■ Records that describe figures
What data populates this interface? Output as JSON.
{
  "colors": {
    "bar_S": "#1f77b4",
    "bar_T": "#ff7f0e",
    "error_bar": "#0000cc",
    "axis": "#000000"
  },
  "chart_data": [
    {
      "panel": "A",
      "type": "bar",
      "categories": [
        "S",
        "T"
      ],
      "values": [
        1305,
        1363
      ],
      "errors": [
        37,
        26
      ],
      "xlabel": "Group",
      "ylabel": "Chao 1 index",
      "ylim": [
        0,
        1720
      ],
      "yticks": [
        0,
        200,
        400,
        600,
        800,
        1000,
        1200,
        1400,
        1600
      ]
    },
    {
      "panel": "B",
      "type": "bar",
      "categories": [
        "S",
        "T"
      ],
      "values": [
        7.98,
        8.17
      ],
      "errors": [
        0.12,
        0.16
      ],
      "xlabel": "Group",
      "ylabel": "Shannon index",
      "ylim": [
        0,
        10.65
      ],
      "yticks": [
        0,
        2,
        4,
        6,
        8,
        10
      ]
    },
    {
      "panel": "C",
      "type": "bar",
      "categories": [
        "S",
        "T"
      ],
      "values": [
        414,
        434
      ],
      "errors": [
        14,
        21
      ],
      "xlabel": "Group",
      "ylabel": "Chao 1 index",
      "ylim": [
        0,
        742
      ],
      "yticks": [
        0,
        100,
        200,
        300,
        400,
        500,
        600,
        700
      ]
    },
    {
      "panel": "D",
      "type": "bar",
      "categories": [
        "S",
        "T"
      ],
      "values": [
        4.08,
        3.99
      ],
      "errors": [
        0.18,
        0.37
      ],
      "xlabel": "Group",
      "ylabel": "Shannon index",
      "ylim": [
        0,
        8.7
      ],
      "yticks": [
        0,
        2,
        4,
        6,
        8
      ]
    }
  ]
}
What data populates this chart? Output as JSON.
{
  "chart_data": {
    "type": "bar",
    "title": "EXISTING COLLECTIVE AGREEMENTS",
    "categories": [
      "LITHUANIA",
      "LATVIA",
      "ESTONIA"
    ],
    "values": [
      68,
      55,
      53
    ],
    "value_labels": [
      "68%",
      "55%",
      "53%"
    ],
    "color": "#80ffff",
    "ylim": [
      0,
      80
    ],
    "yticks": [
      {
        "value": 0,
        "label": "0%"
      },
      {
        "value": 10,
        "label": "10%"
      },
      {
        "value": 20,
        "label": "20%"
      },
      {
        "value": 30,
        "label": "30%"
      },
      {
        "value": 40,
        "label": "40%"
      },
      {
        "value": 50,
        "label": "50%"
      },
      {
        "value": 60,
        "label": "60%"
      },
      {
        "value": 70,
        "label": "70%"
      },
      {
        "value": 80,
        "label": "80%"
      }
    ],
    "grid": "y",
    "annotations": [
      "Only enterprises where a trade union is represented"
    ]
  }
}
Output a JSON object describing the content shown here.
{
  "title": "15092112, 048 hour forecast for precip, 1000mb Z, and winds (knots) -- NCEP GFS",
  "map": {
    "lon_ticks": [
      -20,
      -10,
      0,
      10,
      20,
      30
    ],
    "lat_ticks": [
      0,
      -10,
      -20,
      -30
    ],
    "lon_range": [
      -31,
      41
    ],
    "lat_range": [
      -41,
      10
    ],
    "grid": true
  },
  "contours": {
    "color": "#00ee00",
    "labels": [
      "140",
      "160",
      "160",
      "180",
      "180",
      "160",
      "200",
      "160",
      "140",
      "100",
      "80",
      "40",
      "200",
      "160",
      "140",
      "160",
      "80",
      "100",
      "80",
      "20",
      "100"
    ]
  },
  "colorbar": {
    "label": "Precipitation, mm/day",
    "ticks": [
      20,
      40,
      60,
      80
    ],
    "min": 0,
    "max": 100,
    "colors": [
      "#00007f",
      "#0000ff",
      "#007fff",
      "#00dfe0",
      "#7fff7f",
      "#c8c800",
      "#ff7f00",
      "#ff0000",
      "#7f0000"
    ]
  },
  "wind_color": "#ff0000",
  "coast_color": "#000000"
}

■ Description of the task
Extract each record, keeping it identical to the original.

■ Written response
What data populates this interface? Output as JSON.
{
  "colors": {
    "bar_S": "#1f77b4",
    "bar_T": "#ff7f0e",
    "error_bar": "#0000cc",
    "axis": "#000000"
  },
  "chart_data": [
    {
      "panel": "A",
      "type": "bar",
      "categories": [
        "S",
        "T"
      ],
      "values": [
        1305,
        1363
      ],
      "errors": [
        37,
        26
      ],
      "xlabel": "Group",
      "ylabel": "Chao 1 index",
      "ylim": [
        0,
        1720
      ],
      "yticks": [
        0,
        200,
        400,
        600,
        800,
        1000,
        1200,
        1400,
        1600
      ]
    },
    {
      "panel": "B",
      "type": "bar",
      "categories": [
        "S",
        "T"
      ],
      "values": [
        7.98,
        8.17
      ],
      "errors": [
        0.12,
        0.16
      ],
      "xlabel": "Group",
      "ylabel": "Shannon index",
      "ylim": [
        0,
        10.65
      ],
      "yticks": [
        0,
        2,
        4,
        6,
        8,
        10
      ]
    },
    {
      "panel": "C",
      "type": "bar",
      "categories": [
        "S",
        "T"
      ],
      "values": [
        414,
        434
      ],
      "errors": [
        14,
        21
      ],
      "xlabel": "Group",
      "ylabel": "Chao 1 index",
      "ylim": [
        0,
        742
      ],
      "yticks": [
        0,
        100,
        200,
        300,
        400,
        500,
        600,
        700
      ]
    },
    {
      "panel": "D",
      "type": "bar",
      "categories": [
        "S",
        "T"
      ],
      "values": [
        4.08,
        3.99
      ],
      "errors": [
        0.18,
        0.37
      ],
      "xlabel": "Group",
      "ylabel": "Shannon index",
      "ylim": [
        0,
        8.7
      ],
      "yticks": [
        0,
        2,
        4,
        6,
        8
      ]
    }
  ]
}
What data populates this chart? Output as JSON.
{
  "chart_data": {
    "type": "bar",
    "title": "EXISTING COLLECTIVE AGREEMENTS",
    "categories": [
      "LITHUANIA",
      "LATVIA",
      "ESTONIA"
    ],
    "values": [
      68,
      55,
      53
    ],
    "value_labels": [
      "68%",
      "55%",
      "53%"
    ],
    "color": "#80ffff",
    "ylim": [
      0,
      80
    ],
    "yticks": [
      {
        "value": 0,
        "label": "0%"
      },
      {
        "value": 10,
        "label": "10%"
      },
      {
        "value": 20,
        "label": "20%"
      },
      {
        "value": 30,
        "label": "30%"
      },
      {
        "value": 40,
        "label": "40%"
      },
      {
        "value": 50,
        "label": "50%"
      },
      {
        "value": 60,
        "label": "60%"
      },
      {
        "value": 70,
        "label": "70%"
      },
      {
        "value": 80,
        "label": "80%"
      }
    ],
    "grid": "y",
    "annotations": [
      "Only enterprises where a trade union is represented"
    ]
  }
}
Output a JSON object describing the content shown here.
{
  "title": "15092112, 048 hour forecast for precip, 1000mb Z, and winds (knots) -- NCEP GFS",
  "map": {
    "lon_ticks": [
      -20,
      -10,
      0,
      10,
      20,
      30
    ],
    "lat_ticks": [
      0,
      -10,
      -20,
      -30
    ],
    "lon_range": [
      -31,
      41
    ],
    "lat_range": [
      -41,
      10
    ],
    "grid": true
  },
  "contours": {
    "color": "#00ee00",
    "labels": [
      "140",
      "160",
      "160",
      "180",
      "180",
      "160",
      "200",
      "160",
      "140",
      "100",
      "80",
      "40",
      "200",
      "160",
      "140",
      "160",
      "80",
      "100",
      "80",
      "20",
      "100"
    ]
  },
  "colorbar": {
    "label": "Precipitation, mm/day",
    "ticks": [
      20,
      40,
      60,
      80
    ],
    "min": 0,
    "max": 100,
    "colors": [
      "#00007f",
      "#0000ff",
      "#007fff",
      "#00dfe0",
      "#7fff7f",
      "#c8c800",
      "#ff7f00",
      "#ff0000",
      "#7f0000"
    ]
  },
  "wind_color": "#ff0000",
  "coast_color": "#000000"
}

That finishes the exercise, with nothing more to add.